EXERCISE BRIEF » Restate each line of the listing exactly, without carrying over any pictures.

## start

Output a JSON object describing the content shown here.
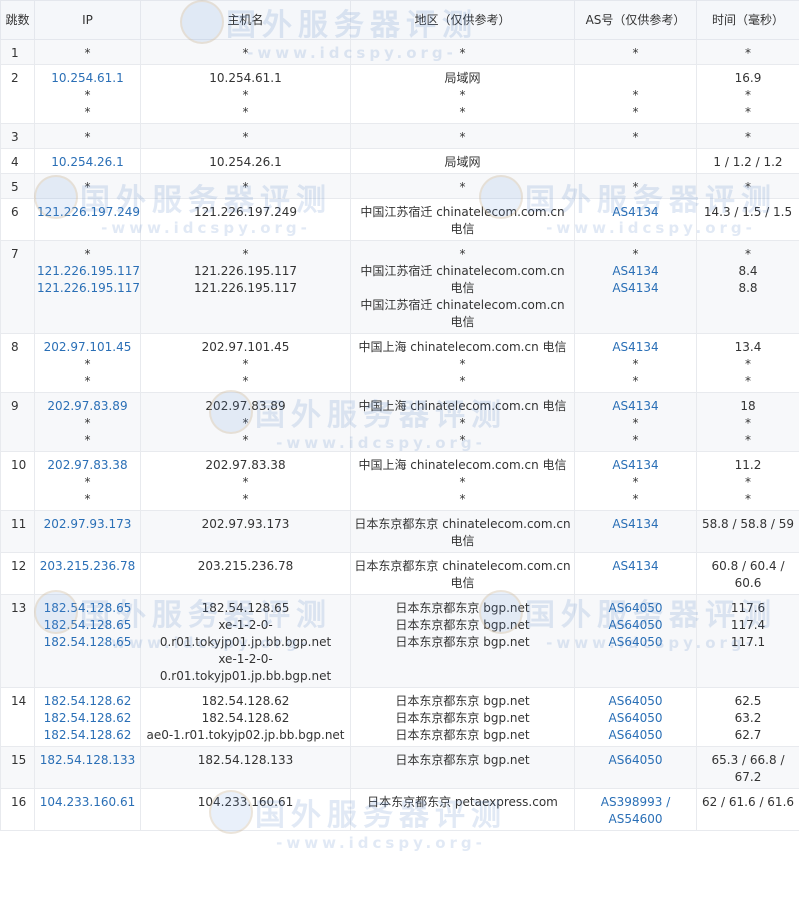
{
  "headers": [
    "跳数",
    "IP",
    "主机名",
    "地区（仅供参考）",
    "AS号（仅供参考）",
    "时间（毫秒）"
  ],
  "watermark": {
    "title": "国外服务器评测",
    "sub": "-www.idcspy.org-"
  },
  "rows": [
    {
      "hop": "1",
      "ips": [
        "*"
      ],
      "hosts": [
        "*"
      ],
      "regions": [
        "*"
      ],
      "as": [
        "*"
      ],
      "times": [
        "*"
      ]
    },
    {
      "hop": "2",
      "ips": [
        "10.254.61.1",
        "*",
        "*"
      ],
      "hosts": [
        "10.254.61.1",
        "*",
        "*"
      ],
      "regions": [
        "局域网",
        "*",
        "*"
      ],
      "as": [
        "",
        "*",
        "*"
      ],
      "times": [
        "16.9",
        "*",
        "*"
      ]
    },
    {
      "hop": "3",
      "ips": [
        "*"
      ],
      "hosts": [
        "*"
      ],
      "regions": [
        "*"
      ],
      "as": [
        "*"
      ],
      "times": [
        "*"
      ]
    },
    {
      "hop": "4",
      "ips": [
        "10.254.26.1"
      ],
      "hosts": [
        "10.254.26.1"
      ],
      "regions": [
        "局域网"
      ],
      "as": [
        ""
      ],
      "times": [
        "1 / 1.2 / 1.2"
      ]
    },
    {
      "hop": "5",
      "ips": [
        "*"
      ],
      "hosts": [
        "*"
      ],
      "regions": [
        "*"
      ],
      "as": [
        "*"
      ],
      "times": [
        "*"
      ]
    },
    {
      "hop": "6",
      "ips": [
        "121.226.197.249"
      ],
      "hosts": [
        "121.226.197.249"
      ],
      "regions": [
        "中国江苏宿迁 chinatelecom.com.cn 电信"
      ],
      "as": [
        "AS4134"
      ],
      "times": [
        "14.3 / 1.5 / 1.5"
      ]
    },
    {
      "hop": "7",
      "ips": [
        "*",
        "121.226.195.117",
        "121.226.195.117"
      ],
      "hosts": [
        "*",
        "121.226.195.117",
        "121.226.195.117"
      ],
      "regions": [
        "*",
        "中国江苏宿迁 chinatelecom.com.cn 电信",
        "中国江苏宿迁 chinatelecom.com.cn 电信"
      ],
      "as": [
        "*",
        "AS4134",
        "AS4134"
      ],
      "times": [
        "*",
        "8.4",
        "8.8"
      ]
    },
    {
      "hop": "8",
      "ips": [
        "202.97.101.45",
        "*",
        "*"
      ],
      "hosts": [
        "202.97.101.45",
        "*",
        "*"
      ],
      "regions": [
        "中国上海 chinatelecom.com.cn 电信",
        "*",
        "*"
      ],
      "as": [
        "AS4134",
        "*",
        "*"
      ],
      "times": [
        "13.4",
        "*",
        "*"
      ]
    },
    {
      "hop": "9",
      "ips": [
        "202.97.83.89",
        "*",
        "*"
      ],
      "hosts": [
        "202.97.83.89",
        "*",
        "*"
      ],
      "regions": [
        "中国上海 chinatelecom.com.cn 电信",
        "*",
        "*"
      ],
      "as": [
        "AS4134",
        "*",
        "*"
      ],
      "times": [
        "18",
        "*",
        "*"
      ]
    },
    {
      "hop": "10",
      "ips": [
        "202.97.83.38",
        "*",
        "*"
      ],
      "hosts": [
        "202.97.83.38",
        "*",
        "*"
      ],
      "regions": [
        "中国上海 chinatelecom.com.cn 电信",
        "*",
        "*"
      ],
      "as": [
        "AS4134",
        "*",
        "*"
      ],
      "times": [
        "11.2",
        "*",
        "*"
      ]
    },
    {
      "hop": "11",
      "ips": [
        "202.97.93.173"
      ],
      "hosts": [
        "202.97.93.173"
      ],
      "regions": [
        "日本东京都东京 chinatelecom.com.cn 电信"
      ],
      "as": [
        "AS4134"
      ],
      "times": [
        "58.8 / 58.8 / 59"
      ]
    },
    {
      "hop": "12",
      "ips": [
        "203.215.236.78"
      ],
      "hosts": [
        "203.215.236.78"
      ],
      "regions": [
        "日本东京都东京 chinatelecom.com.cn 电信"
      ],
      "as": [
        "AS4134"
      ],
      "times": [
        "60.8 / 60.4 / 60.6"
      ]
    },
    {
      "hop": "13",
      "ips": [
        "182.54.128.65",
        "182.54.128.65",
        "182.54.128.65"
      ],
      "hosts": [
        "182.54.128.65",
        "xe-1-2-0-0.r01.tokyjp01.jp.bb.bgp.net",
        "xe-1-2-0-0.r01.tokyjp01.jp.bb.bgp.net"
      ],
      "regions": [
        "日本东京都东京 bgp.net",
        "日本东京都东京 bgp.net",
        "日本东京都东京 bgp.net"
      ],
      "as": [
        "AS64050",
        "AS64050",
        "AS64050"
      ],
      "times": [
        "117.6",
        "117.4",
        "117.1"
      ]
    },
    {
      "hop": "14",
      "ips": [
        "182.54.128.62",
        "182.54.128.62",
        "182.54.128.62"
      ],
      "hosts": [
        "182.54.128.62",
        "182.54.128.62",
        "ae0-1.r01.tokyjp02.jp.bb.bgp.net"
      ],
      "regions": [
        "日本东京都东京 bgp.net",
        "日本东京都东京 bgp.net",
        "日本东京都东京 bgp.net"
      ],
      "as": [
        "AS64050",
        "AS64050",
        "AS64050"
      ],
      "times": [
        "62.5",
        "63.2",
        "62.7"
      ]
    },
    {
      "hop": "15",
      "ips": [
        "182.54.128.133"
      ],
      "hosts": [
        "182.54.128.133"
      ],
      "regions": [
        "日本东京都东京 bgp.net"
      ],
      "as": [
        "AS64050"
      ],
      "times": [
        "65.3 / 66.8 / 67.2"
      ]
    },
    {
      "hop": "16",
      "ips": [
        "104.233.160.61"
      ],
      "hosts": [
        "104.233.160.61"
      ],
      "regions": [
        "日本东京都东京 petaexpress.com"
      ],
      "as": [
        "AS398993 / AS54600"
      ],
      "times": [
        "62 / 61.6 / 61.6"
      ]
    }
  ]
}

## end

WRITTEN REPLY »
Output a JSON object describing the content shown here.
{
  "headers": [
    "跳数",
    "IP",
    "主机名",
    "地区（仅供参考）",
    "AS号（仅供参考）",
    "时间（毫秒）"
  ],
  "watermark": {
    "title": "国外服务器评测",
    "sub": "-www.idcspy.org-"
  },
  "rows": [
    {
      "hop": "1",
      "ips": [
        "*"
      ],
      "hosts": [
        "*"
      ],
      "regions": [
        "*"
      ],
      "as": [
        "*"
      ],
      "times": [
        "*"
      ]
    },
    {
      "hop": "2",
      "ips": [
        "10.254.61.1",
        "*",
        "*"
      ],
      "hosts": [
        "10.254.61.1",
        "*",
        "*"
      ],
      "regions": [
        "局域网",
        "*",
        "*"
      ],
      "as": [
        "",
        "*",
        "*"
      ],
      "times": [
        "16.9",
        "*",
        "*"
      ]
    },
    {
      "hop": "3",
      "ips": [
        "*"
      ],
      "hosts": [
        "*"
      ],
      "regions": [
        "*"
      ],
      "as": [
        "*"
      ],
      "times": [
        "*"
      ]
    },
    {
      "hop": "4",
      "ips": [
        "10.254.26.1"
      ],
      "hosts": [
        "10.254.26.1"
      ],
      "regions": [
        "局域网"
      ],
      "as": [
        ""
      ],
      "times": [
        "1 / 1.2 / 1.2"
      ]
    },
    {
      "hop": "5",
      "ips": [
        "*"
      ],
      "hosts": [
        "*"
      ],
      "regions": [
        "*"
      ],
      "as": [
        "*"
      ],
      "times": [
        "*"
      ]
    },
    {
      "hop": "6",
      "ips": [
        "121.226.197.249"
      ],
      "hosts": [
        "121.226.197.249"
      ],
      "regions": [
        "中国江苏宿迁 chinatelecom.com.cn 电信"
      ],
      "as": [
        "AS4134"
      ],
      "times": [
        "14.3 / 1.5 / 1.5"
      ]
    },
    {
      "hop": "7",
      "ips": [
        "*",
        "121.226.195.117",
        "121.226.195.117"
      ],
      "hosts": [
        "*",
        "121.226.195.117",
        "121.226.195.117"
      ],
      "regions": [
        "*",
        "中国江苏宿迁 chinatelecom.com.cn 电信",
        "中国江苏宿迁 chinatelecom.com.cn 电信"
      ],
      "as": [
        "*",
        "AS4134",
        "AS4134"
      ],
      "times": [
        "*",
        "8.4",
        "8.8"
      ]
    },
    {
      "hop": "8",
      "ips": [
        "202.97.101.45",
        "*",
        "*"
      ],
      "hosts": [
        "202.97.101.45",
        "*",
        "*"
      ],
      "regions": [
        "中国上海 chinatelecom.com.cn 电信",
        "*",
        "*"
      ],
      "as": [
        "AS4134",
        "*",
        "*"
      ],
      "times": [
        "13.4",
        "*",
        "*"
      ]
    },
    {
      "hop": "9",
      "ips": [
        "202.97.83.89",
        "*",
        "*"
      ],
      "hosts": [
        "202.97.83.89",
        "*",
        "*"
      ],
      "regions": [
        "中国上海 chinatelecom.com.cn 电信",
        "*",
        "*"
      ],
      "as": [
        "AS4134",
        "*",
        "*"
      ],
      "times": [
        "18",
        "*",
        "*"
      ]
    },
    {
      "hop": "10",
      "ips": [
        "202.97.83.38",
        "*",
        "*"
      ],
      "hosts": [
        "202.97.83.38",
        "*",
        "*"
      ],
      "regions": [
        "中国上海 chinatelecom.com.cn 电信",
        "*",
        "*"
      ],
      "as": [
        "AS4134",
        "*",
        "*"
      ],
      "times": [
        "11.2",
        "*",
        "*"
      ]
    },
    {
      "hop": "11",
      "ips": [
        "202.97.93.173"
      ],
      "hosts": [
        "202.97.93.173"
      ],
      "regions": [
        "日本东京都东京 chinatelecom.com.cn 电信"
      ],
      "as": [
        "AS4134"
      ],
      "times": [
        "58.8 / 58.8 / 59"
      ]
    },
    {
      "hop": "12",
      "ips": [
        "203.215.236.78"
      ],
      "hosts": [
        "203.215.236.78"
      ],
      "regions": [
        "日本东京都东京 chinatelecom.com.cn 电信"
      ],
      "as": [
        "AS4134"
      ],
      "times": [
        "60.8 / 60.4 / 60.6"
      ]
    },
    {
      "hop": "13",
      "ips": [
        "182.54.128.65",
        "182.54.128.65",
        "182.54.128.65"
      ],
      "hosts": [
        "182.54.128.65",
        "xe-1-2-0-0.r01.tokyjp01.jp.bb.bgp.net",
        "xe-1-2-0-0.r01.tokyjp01.jp.bb.bgp.net"
      ],
      "regions": [
        "日本东京都东京 bgp.net",
        "日本东京都东京 bgp.net",
        "日本东京都东京 bgp.net"
      ],
      "as": [
        "AS64050",
        "AS64050",
        "AS64050"
      ],
      "times": [
        "117.6",
        "117.4",
        "117.1"
      ]
    },
    {
      "hop": "14",
      "ips": [
        "182.54.128.62",
        "182.54.128.62",
        "182.54.128.62"
      ],
      "hosts": [
        "182.54.128.62",
        "182.54.128.62",
        "ae0-1.r01.tokyjp02.jp.bb.bgp.net"
      ],
      "regions": [
        "日本东京都东京 bgp.net",
        "日本东京都东京 bgp.net",
        "日本东京都东京 bgp.net"
      ],
      "as": [
        "AS64050",
        "AS64050",
        "AS64050"
      ],
      "times": [
        "62.5",
        "63.2",
        "62.7"
      ]
    },
    {
      "hop": "15",
      "ips": [
        "182.54.128.133"
      ],
      "hosts": [
        "182.54.128.133"
      ],
      "regions": [
        "日本东京都东京 bgp.net"
      ],
      "as": [
        "AS64050"
      ],
      "times": [
        "65.3 / 66.8 / 67.2"
      ]
    },
    {
      "hop": "16",
      "ips": [
        "104.233.160.61"
      ],
      "hosts": [
        "104.233.160.61"
      ],
      "regions": [
        "日本东京都东京 petaexpress.com"
      ],
      "as": [
        "AS398993 / AS54600"
      ],
      "times": [
        "62 / 61.6 / 61.6"
      ]
    }
  ]
}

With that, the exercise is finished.